• _ITEMS_:
-=-=-=-=-
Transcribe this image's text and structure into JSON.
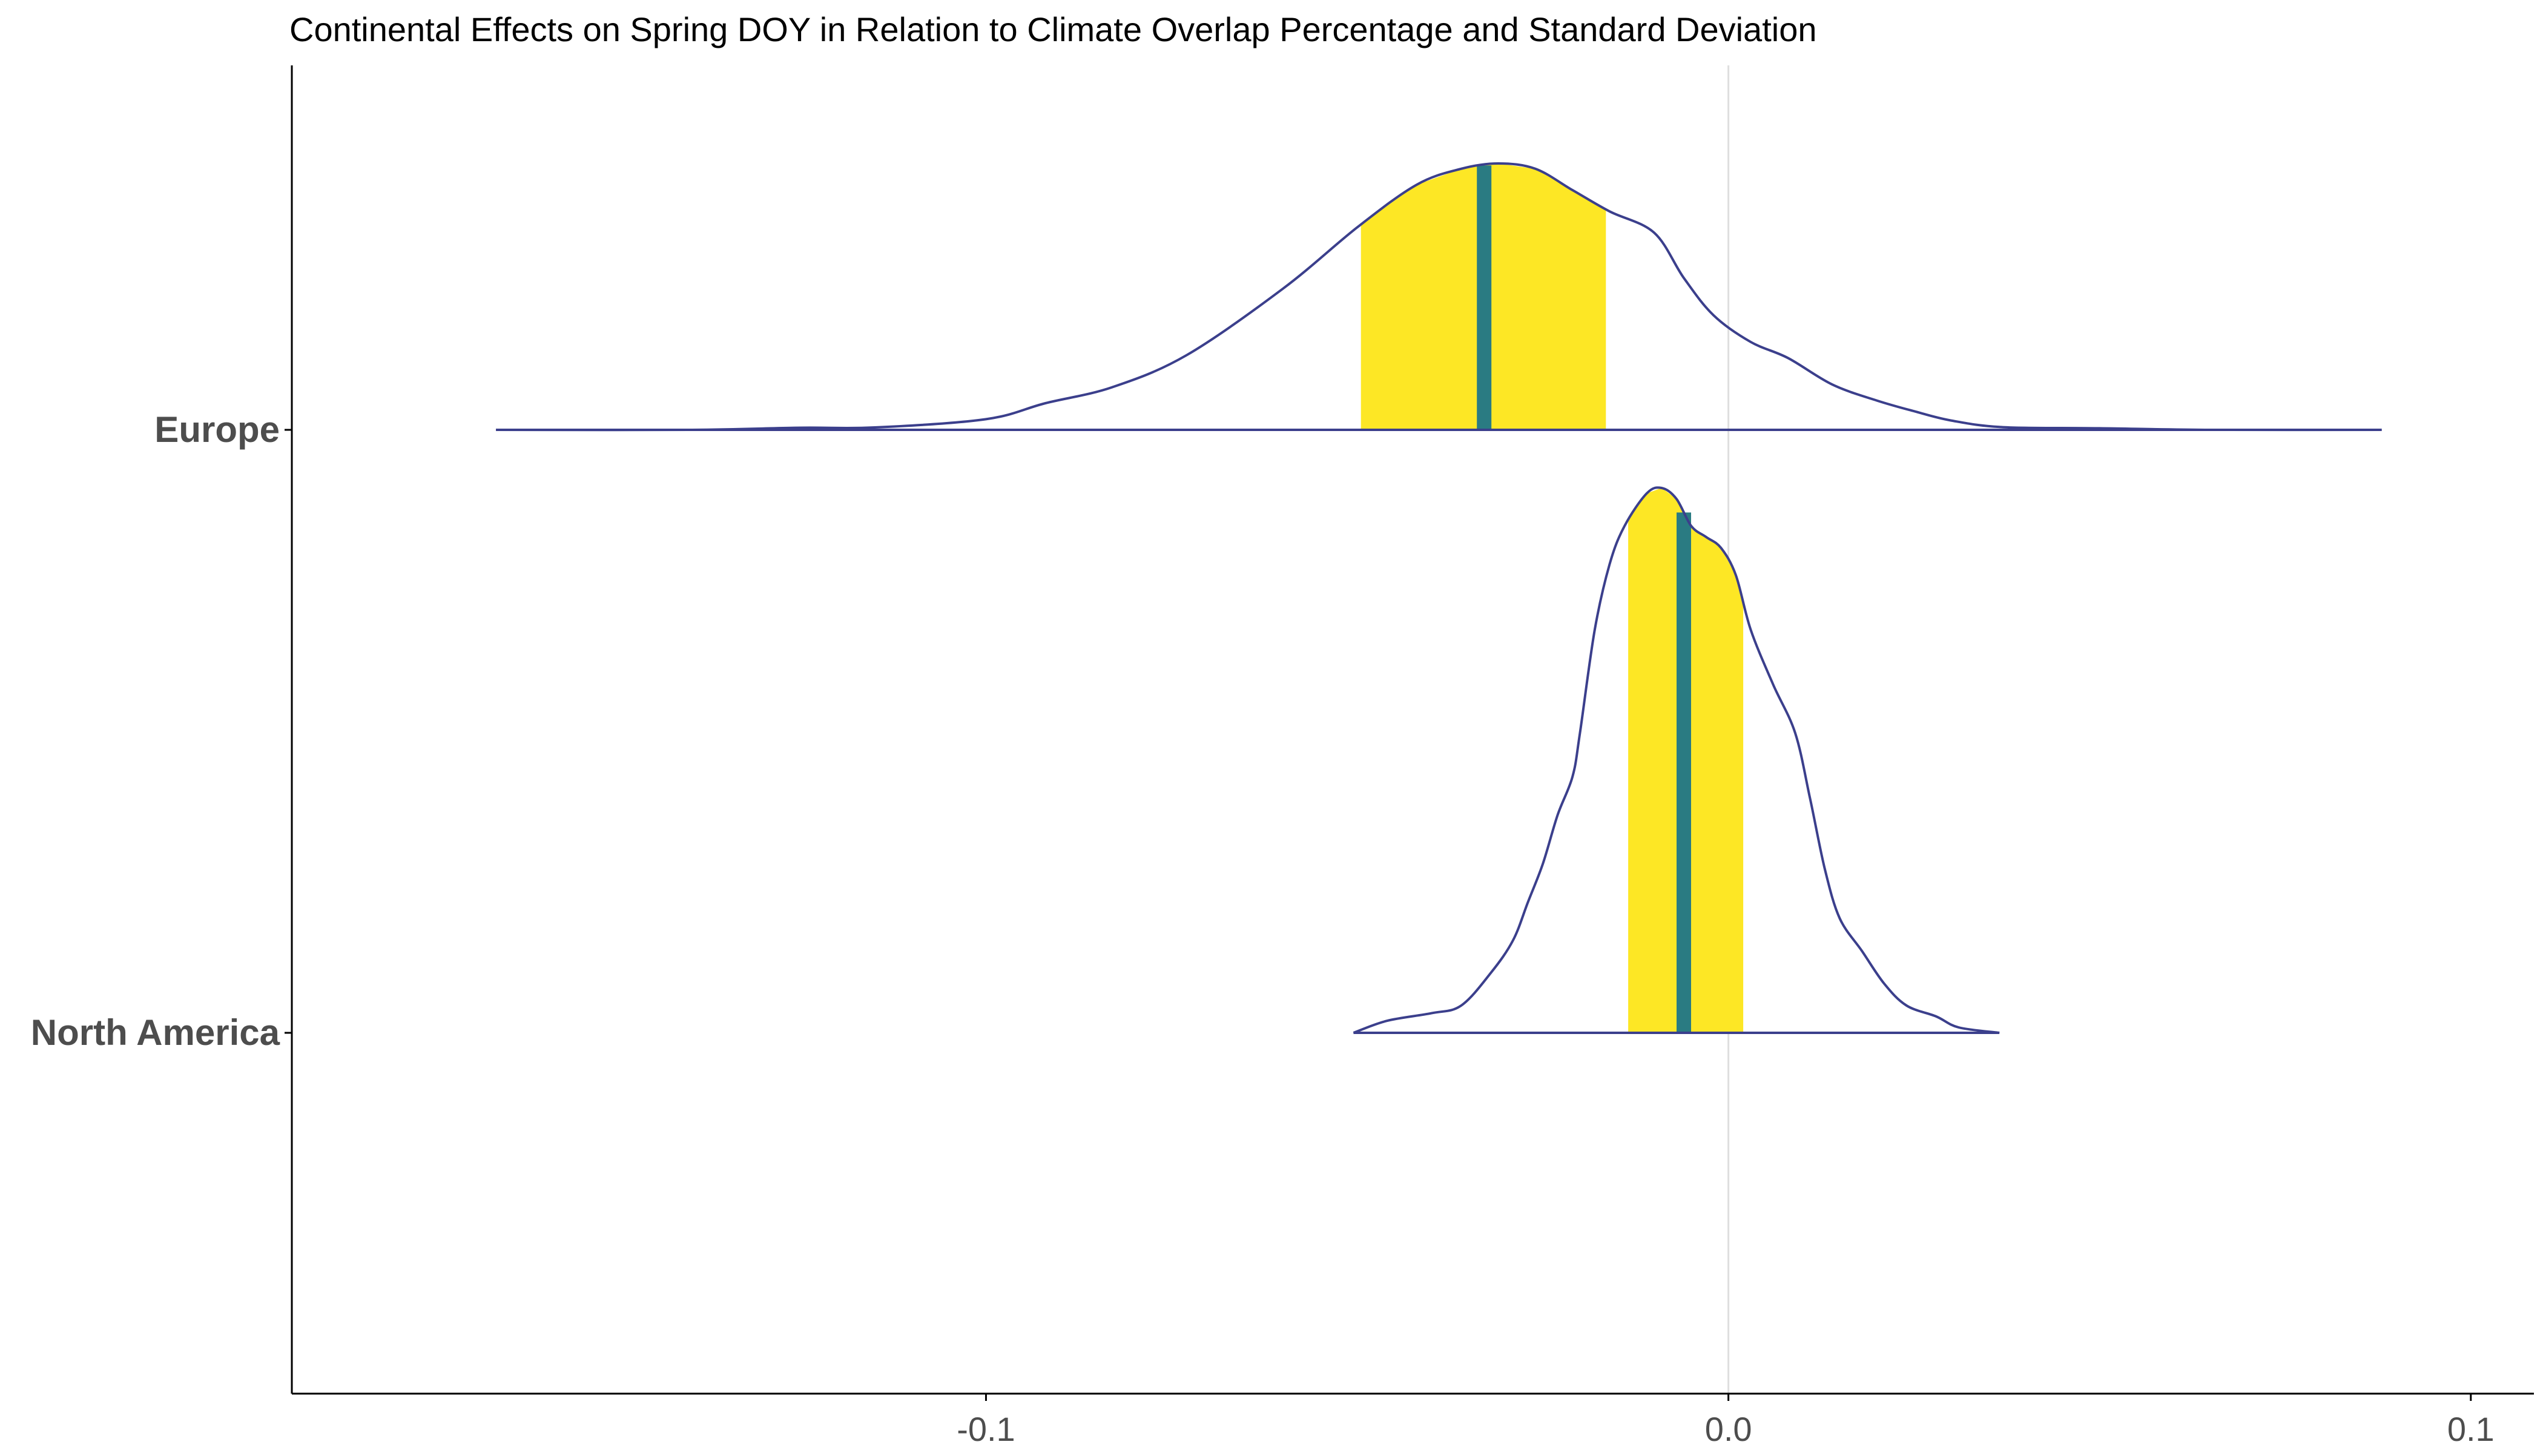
{
  "chart_data": {
    "type": "ridgeline",
    "title": "Continental Effects on Spring DOY in Relation to Climate Overlap Percentage and Standard Deviation",
    "xlabel": "",
    "ylabel": "",
    "xlim": [
      -0.1935,
      0.1085
    ],
    "x_ticks": [
      {
        "value": -0.1,
        "label": "-0.1"
      },
      {
        "value": 0.0,
        "label": "0.0"
      },
      {
        "value": 0.1,
        "label": "0.1"
      }
    ],
    "reference_line_x": 0.0,
    "grid": false,
    "legend": "none",
    "colors": {
      "outline": "#3b3f8c",
      "interval_fill": "#fde725",
      "median_line": "#2a7b82",
      "axis": "#000000",
      "zero_line": "#dedede"
    },
    "series": [
      {
        "name": "Europe",
        "range": [
          -0.166,
          0.088
        ],
        "median": -0.0329,
        "interval": [
          -0.0495,
          -0.0165
        ],
        "density": [
          [
            -0.166,
            0.0
          ],
          [
            -0.14,
            0.0
          ],
          [
            -0.125,
            0.008
          ],
          [
            -0.115,
            0.009
          ],
          [
            -0.1,
            0.04
          ],
          [
            -0.092,
            0.1
          ],
          [
            -0.083,
            0.16
          ],
          [
            -0.073,
            0.28
          ],
          [
            -0.06,
            0.53
          ],
          [
            -0.05,
            0.76
          ],
          [
            -0.042,
            0.92
          ],
          [
            -0.036,
            0.98
          ],
          [
            -0.031,
            1.0
          ],
          [
            -0.026,
            0.98
          ],
          [
            -0.021,
            0.9
          ],
          [
            -0.016,
            0.82
          ],
          [
            -0.01,
            0.74
          ],
          [
            -0.006,
            0.57
          ],
          [
            -0.002,
            0.43
          ],
          [
            0.003,
            0.33
          ],
          [
            0.008,
            0.27
          ],
          [
            0.014,
            0.17
          ],
          [
            0.02,
            0.11
          ],
          [
            0.025,
            0.07
          ],
          [
            0.03,
            0.035
          ],
          [
            0.037,
            0.01
          ],
          [
            0.05,
            0.006
          ],
          [
            0.065,
            0.0
          ],
          [
            0.088,
            0.0
          ]
        ]
      },
      {
        "name": "North America",
        "range": [
          -0.0505,
          0.0365
        ],
        "median": -0.006,
        "interval": [
          -0.0135,
          0.002
        ],
        "density": [
          [
            -0.0505,
            0.0
          ],
          [
            -0.046,
            0.022
          ],
          [
            -0.04,
            0.036
          ],
          [
            -0.036,
            0.05
          ],
          [
            -0.032,
            0.11
          ],
          [
            -0.029,
            0.17
          ],
          [
            -0.027,
            0.24
          ],
          [
            -0.025,
            0.31
          ],
          [
            -0.023,
            0.4
          ],
          [
            -0.021,
            0.47
          ],
          [
            -0.02,
            0.55
          ],
          [
            -0.018,
            0.74
          ],
          [
            -0.016,
            0.86
          ],
          [
            -0.014,
            0.93
          ],
          [
            -0.011,
            0.99
          ],
          [
            -0.009,
            1.0
          ],
          [
            -0.007,
            0.98
          ],
          [
            -0.005,
            0.93
          ],
          [
            -0.003,
            0.91
          ],
          [
            -0.001,
            0.89
          ],
          [
            0.001,
            0.84
          ],
          [
            0.003,
            0.74
          ],
          [
            0.006,
            0.64
          ],
          [
            0.009,
            0.55
          ],
          [
            0.011,
            0.43
          ],
          [
            0.013,
            0.3
          ],
          [
            0.015,
            0.21
          ],
          [
            0.018,
            0.15
          ],
          [
            0.021,
            0.09
          ],
          [
            0.024,
            0.05
          ],
          [
            0.028,
            0.03
          ],
          [
            0.031,
            0.01
          ],
          [
            0.0365,
            0.0
          ]
        ]
      }
    ]
  }
}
-=-=-=-=-
• _TASK GOAL_:
Every record must be copied exactly, with images dropped from the result.

• _WORKED SOLUTION_:
Transcribe this image's text and structure into JSON.
{
  "chart_data": {
    "type": "ridgeline",
    "title": "Continental Effects on Spring DOY in Relation to Climate Overlap Percentage and Standard Deviation",
    "xlabel": "",
    "ylabel": "",
    "xlim": [
      -0.1935,
      0.1085
    ],
    "x_ticks": [
      {
        "value": -0.1,
        "label": "-0.1"
      },
      {
        "value": 0.0,
        "label": "0.0"
      },
      {
        "value": 0.1,
        "label": "0.1"
      }
    ],
    "reference_line_x": 0.0,
    "grid": false,
    "legend": "none",
    "colors": {
      "outline": "#3b3f8c",
      "interval_fill": "#fde725",
      "median_line": "#2a7b82",
      "axis": "#000000",
      "zero_line": "#dedede"
    },
    "series": [
      {
        "name": "Europe",
        "range": [
          -0.166,
          0.088
        ],
        "median": -0.0329,
        "interval": [
          -0.0495,
          -0.0165
        ],
        "density": [
          [
            -0.166,
            0.0
          ],
          [
            -0.14,
            0.0
          ],
          [
            -0.125,
            0.008
          ],
          [
            -0.115,
            0.009
          ],
          [
            -0.1,
            0.04
          ],
          [
            -0.092,
            0.1
          ],
          [
            -0.083,
            0.16
          ],
          [
            -0.073,
            0.28
          ],
          [
            -0.06,
            0.53
          ],
          [
            -0.05,
            0.76
          ],
          [
            -0.042,
            0.92
          ],
          [
            -0.036,
            0.98
          ],
          [
            -0.031,
            1.0
          ],
          [
            -0.026,
            0.98
          ],
          [
            -0.021,
            0.9
          ],
          [
            -0.016,
            0.82
          ],
          [
            -0.01,
            0.74
          ],
          [
            -0.006,
            0.57
          ],
          [
            -0.002,
            0.43
          ],
          [
            0.003,
            0.33
          ],
          [
            0.008,
            0.27
          ],
          [
            0.014,
            0.17
          ],
          [
            0.02,
            0.11
          ],
          [
            0.025,
            0.07
          ],
          [
            0.03,
            0.035
          ],
          [
            0.037,
            0.01
          ],
          [
            0.05,
            0.006
          ],
          [
            0.065,
            0.0
          ],
          [
            0.088,
            0.0
          ]
        ]
      },
      {
        "name": "North America",
        "range": [
          -0.0505,
          0.0365
        ],
        "median": -0.006,
        "interval": [
          -0.0135,
          0.002
        ],
        "density": [
          [
            -0.0505,
            0.0
          ],
          [
            -0.046,
            0.022
          ],
          [
            -0.04,
            0.036
          ],
          [
            -0.036,
            0.05
          ],
          [
            -0.032,
            0.11
          ],
          [
            -0.029,
            0.17
          ],
          [
            -0.027,
            0.24
          ],
          [
            -0.025,
            0.31
          ],
          [
            -0.023,
            0.4
          ],
          [
            -0.021,
            0.47
          ],
          [
            -0.02,
            0.55
          ],
          [
            -0.018,
            0.74
          ],
          [
            -0.016,
            0.86
          ],
          [
            -0.014,
            0.93
          ],
          [
            -0.011,
            0.99
          ],
          [
            -0.009,
            1.0
          ],
          [
            -0.007,
            0.98
          ],
          [
            -0.005,
            0.93
          ],
          [
            -0.003,
            0.91
          ],
          [
            -0.001,
            0.89
          ],
          [
            0.001,
            0.84
          ],
          [
            0.003,
            0.74
          ],
          [
            0.006,
            0.64
          ],
          [
            0.009,
            0.55
          ],
          [
            0.011,
            0.43
          ],
          [
            0.013,
            0.3
          ],
          [
            0.015,
            0.21
          ],
          [
            0.018,
            0.15
          ],
          [
            0.021,
            0.09
          ],
          [
            0.024,
            0.05
          ],
          [
            0.028,
            0.03
          ],
          [
            0.031,
            0.01
          ],
          [
            0.0365,
            0.0
          ]
        ]
      }
    ]
  }
}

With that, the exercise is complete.